* _DIRECTION_
Sift the material for lines containing "dotted", and return them.

[Data extracted from a collection]
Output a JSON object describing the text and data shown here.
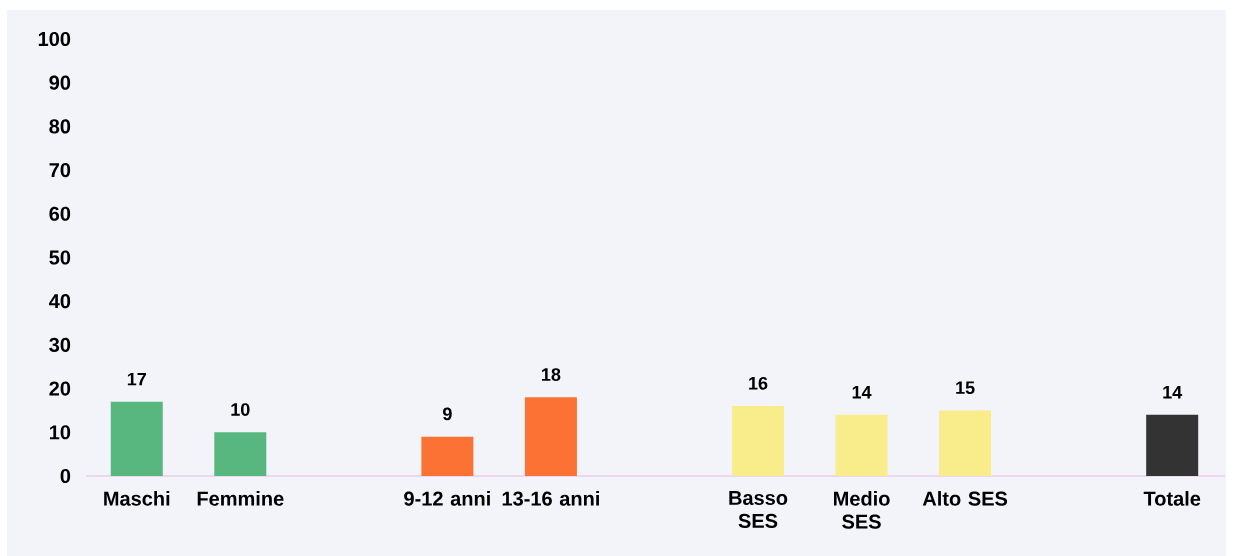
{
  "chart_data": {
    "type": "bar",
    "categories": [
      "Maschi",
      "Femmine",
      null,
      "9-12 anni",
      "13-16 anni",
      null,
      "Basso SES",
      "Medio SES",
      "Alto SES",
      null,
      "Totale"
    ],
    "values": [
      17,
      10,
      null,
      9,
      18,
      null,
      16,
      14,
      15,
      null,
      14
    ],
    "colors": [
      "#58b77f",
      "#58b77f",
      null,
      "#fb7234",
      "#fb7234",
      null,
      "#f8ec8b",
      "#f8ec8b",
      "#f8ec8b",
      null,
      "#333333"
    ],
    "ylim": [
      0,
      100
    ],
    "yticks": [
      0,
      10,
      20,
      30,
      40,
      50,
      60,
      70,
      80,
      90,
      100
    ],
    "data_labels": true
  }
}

--

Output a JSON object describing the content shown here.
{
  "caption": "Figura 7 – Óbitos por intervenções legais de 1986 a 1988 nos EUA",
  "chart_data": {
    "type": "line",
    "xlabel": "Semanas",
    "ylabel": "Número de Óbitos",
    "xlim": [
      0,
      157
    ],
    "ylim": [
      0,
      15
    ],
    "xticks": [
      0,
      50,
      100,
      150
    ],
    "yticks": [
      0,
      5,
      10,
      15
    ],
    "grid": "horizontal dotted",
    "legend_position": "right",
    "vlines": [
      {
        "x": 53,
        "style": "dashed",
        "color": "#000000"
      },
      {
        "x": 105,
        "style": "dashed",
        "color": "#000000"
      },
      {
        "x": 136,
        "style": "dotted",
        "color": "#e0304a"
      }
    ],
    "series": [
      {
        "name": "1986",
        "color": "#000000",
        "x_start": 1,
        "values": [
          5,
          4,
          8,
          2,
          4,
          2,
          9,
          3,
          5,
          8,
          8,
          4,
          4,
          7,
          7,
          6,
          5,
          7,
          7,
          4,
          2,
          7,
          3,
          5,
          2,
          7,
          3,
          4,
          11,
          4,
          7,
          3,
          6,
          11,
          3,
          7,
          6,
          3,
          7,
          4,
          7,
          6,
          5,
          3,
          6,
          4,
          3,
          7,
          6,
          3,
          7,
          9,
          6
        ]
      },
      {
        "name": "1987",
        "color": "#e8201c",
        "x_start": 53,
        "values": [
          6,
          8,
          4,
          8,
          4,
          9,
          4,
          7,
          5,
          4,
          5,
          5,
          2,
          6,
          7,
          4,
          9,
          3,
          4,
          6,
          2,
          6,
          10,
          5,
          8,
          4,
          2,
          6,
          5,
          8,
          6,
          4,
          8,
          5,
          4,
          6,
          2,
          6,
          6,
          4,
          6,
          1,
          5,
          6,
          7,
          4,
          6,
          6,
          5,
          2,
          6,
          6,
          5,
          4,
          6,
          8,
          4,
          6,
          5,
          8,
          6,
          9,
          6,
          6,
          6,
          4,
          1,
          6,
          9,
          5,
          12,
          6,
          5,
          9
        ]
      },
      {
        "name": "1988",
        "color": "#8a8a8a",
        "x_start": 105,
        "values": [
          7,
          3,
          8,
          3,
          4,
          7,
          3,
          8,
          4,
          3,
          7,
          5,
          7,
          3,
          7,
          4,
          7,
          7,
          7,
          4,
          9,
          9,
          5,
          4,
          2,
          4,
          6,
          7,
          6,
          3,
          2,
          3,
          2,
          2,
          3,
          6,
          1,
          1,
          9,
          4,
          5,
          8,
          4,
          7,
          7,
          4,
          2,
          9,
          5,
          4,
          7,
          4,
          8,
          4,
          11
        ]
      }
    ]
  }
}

---

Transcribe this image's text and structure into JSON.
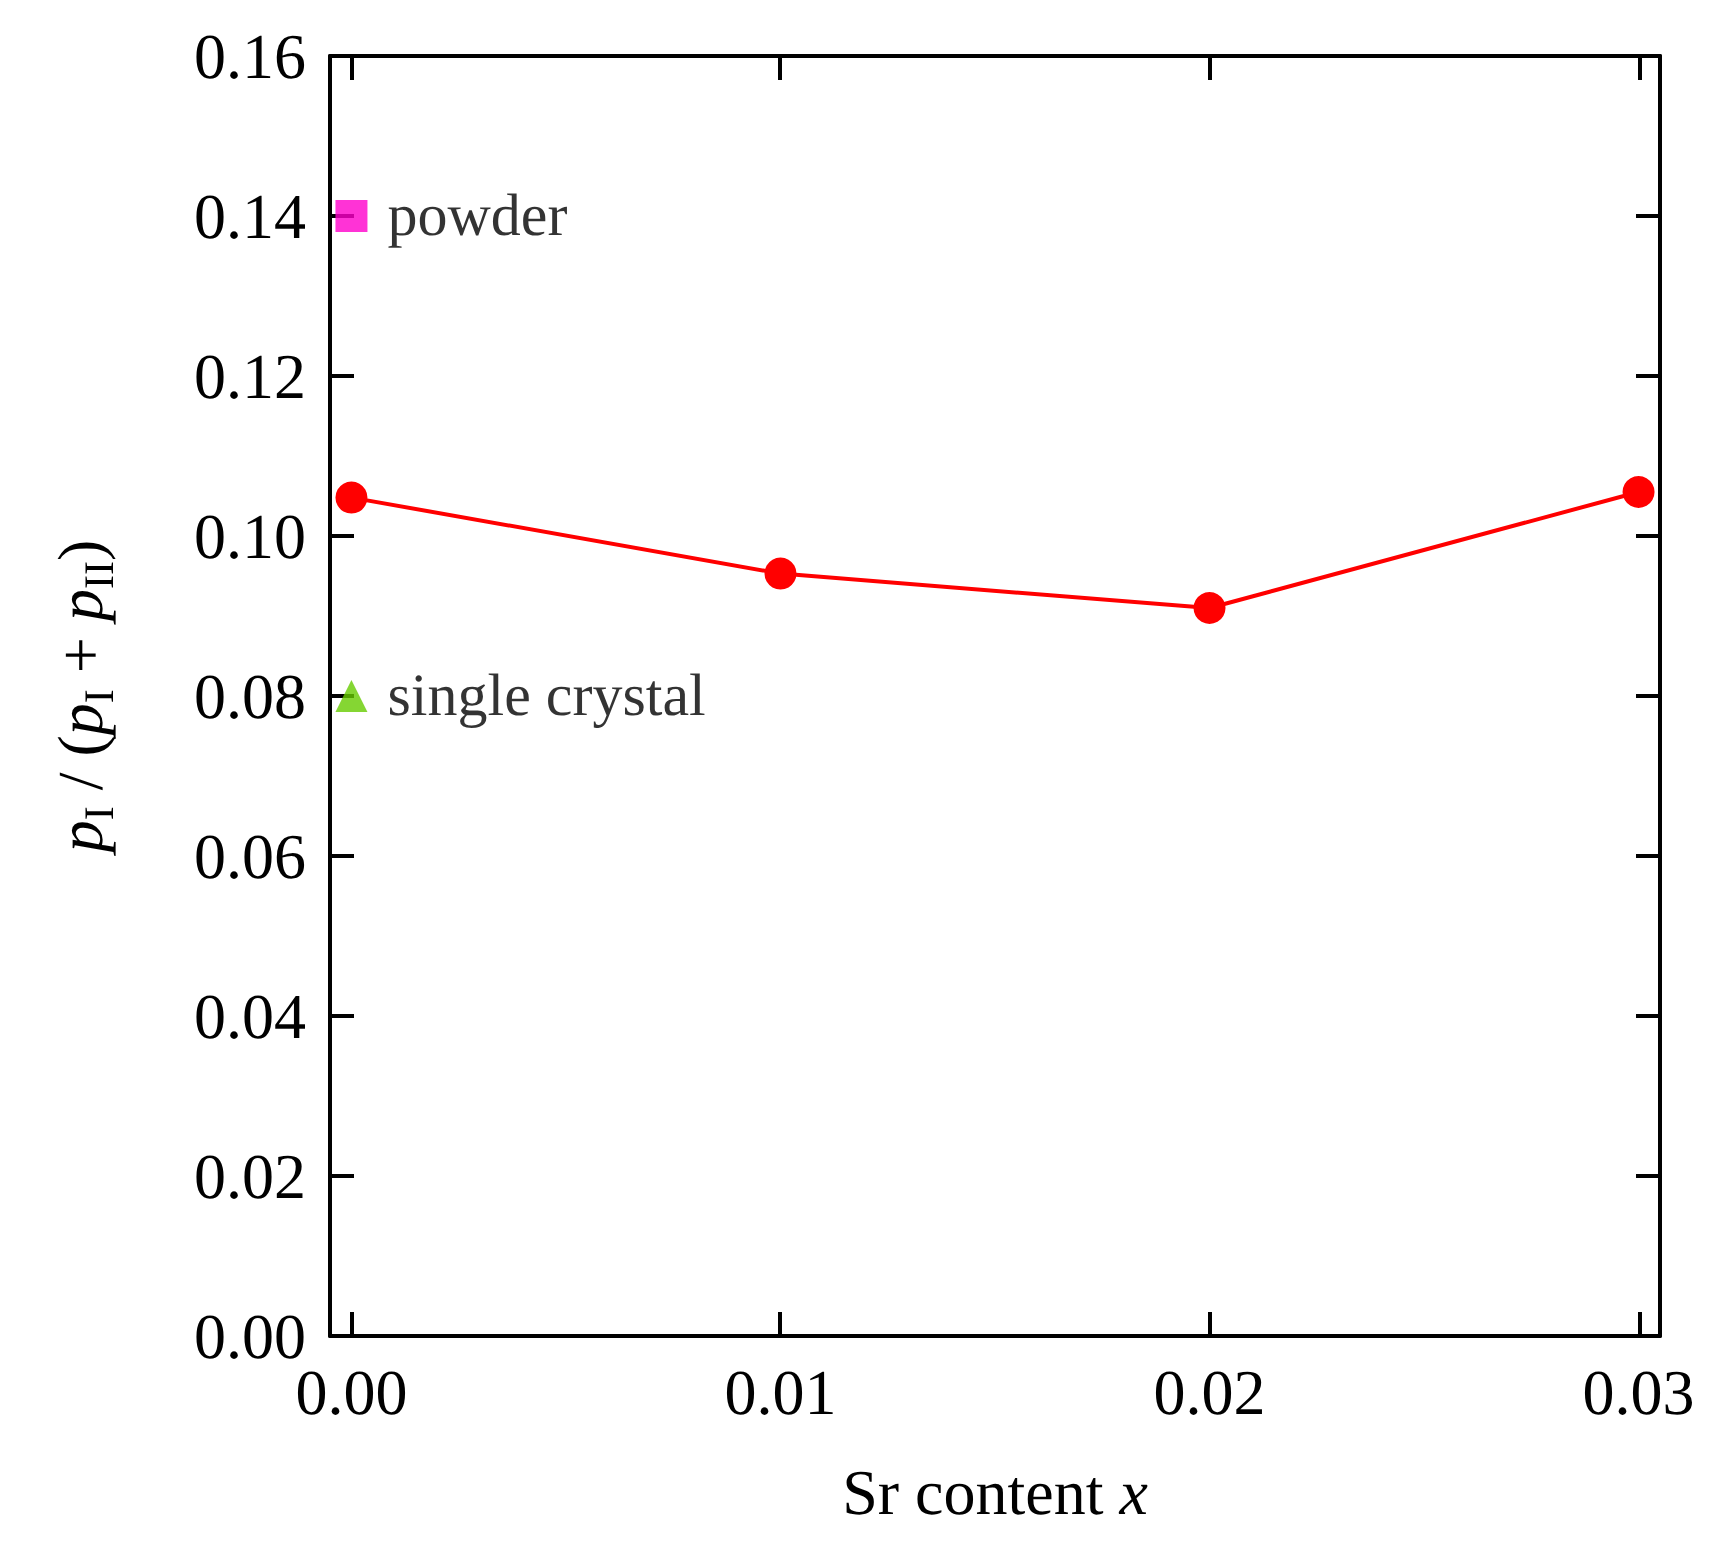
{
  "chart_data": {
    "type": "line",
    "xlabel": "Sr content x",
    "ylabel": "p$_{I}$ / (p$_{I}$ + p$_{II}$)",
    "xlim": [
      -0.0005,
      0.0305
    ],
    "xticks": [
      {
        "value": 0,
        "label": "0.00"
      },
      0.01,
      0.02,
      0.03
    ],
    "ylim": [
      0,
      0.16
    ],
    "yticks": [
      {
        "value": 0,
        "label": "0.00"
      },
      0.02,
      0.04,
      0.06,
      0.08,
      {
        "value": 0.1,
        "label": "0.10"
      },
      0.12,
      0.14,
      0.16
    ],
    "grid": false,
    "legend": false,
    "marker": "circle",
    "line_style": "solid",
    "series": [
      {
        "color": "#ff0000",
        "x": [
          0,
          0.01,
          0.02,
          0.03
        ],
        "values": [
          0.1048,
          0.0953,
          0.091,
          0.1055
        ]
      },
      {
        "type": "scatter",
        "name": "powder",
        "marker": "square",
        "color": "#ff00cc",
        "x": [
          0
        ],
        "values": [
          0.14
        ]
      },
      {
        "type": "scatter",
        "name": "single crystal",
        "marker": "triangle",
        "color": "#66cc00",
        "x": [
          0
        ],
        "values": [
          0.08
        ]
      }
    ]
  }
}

* _REPLY_
    "grid": "horizontal dotted",
        "style": "dotted",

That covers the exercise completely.